Problem to solve ▸ Below are the records; collect from them each line containing the string "Create".

►

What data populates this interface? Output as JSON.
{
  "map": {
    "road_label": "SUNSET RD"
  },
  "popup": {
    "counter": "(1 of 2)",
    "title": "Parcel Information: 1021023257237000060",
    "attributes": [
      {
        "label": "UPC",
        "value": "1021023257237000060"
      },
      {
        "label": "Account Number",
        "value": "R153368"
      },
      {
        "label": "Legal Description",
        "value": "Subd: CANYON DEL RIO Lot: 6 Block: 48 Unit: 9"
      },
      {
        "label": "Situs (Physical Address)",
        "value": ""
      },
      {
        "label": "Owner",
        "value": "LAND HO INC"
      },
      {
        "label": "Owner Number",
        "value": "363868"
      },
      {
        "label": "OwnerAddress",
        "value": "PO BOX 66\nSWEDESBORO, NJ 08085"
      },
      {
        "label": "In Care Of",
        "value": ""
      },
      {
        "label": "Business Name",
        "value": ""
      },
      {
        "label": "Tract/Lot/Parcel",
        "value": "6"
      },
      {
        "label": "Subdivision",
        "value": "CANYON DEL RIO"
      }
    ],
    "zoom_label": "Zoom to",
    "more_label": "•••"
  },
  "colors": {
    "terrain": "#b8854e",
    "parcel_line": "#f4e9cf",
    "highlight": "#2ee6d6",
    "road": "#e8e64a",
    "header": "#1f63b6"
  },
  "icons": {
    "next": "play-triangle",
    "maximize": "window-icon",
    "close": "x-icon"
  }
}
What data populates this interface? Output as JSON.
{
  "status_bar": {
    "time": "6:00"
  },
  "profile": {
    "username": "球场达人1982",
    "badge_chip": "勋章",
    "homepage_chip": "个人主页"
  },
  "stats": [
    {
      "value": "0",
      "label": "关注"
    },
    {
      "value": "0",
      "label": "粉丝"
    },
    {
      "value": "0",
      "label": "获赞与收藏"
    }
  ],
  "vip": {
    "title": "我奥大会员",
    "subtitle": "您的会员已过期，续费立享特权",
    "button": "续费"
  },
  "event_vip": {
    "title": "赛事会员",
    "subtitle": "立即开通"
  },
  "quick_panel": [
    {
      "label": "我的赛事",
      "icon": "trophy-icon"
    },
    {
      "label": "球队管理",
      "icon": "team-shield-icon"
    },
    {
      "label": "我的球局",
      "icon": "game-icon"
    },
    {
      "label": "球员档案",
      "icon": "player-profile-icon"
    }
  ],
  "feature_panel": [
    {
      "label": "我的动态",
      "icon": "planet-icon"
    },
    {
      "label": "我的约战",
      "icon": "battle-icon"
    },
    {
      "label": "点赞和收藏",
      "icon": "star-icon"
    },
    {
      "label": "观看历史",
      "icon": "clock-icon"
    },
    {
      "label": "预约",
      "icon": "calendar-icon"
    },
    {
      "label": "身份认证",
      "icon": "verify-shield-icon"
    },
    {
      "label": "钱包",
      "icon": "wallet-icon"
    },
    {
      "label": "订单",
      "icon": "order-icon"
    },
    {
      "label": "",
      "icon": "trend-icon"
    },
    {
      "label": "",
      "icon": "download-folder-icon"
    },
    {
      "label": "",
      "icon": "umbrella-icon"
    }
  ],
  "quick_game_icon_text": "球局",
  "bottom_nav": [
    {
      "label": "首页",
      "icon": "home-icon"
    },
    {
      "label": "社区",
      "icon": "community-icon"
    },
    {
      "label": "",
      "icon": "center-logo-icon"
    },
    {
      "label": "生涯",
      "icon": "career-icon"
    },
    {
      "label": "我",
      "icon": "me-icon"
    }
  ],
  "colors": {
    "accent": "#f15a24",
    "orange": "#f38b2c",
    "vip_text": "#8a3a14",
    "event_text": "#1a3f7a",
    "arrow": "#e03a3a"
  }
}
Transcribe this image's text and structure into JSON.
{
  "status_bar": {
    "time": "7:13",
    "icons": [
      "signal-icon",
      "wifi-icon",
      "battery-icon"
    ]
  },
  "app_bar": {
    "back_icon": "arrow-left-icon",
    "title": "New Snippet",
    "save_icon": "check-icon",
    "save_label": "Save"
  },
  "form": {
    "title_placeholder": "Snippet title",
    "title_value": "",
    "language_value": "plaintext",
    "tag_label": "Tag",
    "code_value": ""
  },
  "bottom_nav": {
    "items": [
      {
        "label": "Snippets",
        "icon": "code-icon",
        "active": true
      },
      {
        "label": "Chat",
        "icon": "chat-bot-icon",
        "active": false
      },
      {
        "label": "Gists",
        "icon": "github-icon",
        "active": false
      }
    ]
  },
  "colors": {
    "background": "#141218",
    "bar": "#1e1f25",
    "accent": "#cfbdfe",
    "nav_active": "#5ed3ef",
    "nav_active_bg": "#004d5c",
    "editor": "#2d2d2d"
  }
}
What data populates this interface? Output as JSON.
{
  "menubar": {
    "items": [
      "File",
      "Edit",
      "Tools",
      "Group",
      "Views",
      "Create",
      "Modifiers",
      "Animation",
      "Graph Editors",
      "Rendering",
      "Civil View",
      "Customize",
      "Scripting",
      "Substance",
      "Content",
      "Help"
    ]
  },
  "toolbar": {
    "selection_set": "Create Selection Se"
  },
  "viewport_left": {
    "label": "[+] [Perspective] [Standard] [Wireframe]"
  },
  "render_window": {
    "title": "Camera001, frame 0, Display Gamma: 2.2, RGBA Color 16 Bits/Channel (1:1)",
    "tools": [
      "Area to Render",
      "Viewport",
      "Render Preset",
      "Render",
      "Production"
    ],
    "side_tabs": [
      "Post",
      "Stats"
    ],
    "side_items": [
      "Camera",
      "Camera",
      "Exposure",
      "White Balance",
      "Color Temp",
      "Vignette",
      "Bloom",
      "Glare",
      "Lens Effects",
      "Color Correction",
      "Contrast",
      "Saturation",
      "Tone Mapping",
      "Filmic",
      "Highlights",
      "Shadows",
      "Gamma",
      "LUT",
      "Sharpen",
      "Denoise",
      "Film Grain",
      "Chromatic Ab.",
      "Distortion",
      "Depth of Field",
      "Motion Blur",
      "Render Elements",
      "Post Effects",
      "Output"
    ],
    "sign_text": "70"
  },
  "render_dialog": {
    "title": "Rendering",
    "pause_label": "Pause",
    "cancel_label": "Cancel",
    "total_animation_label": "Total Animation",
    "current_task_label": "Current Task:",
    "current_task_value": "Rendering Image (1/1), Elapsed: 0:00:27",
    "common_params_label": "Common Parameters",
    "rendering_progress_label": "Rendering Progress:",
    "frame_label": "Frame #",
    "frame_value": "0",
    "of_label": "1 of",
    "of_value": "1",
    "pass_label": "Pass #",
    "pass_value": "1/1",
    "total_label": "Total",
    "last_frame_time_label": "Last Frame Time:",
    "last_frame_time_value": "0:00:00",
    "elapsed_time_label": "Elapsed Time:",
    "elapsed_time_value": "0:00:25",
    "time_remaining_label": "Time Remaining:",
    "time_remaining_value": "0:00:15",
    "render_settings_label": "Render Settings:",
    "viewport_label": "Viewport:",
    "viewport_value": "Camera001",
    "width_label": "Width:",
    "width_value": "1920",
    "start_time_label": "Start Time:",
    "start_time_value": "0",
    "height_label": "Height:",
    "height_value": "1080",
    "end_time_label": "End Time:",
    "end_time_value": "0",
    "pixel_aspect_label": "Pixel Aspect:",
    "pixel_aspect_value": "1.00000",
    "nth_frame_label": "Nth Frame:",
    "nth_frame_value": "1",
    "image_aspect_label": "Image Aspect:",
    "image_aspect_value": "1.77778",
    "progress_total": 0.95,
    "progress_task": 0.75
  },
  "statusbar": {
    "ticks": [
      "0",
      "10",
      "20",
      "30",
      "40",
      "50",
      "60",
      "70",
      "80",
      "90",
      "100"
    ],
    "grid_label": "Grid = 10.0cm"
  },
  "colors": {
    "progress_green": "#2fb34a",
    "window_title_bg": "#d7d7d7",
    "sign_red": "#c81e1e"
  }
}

◄

Task output ▸
      "Create",
    "selection_set": "Create Selection Se"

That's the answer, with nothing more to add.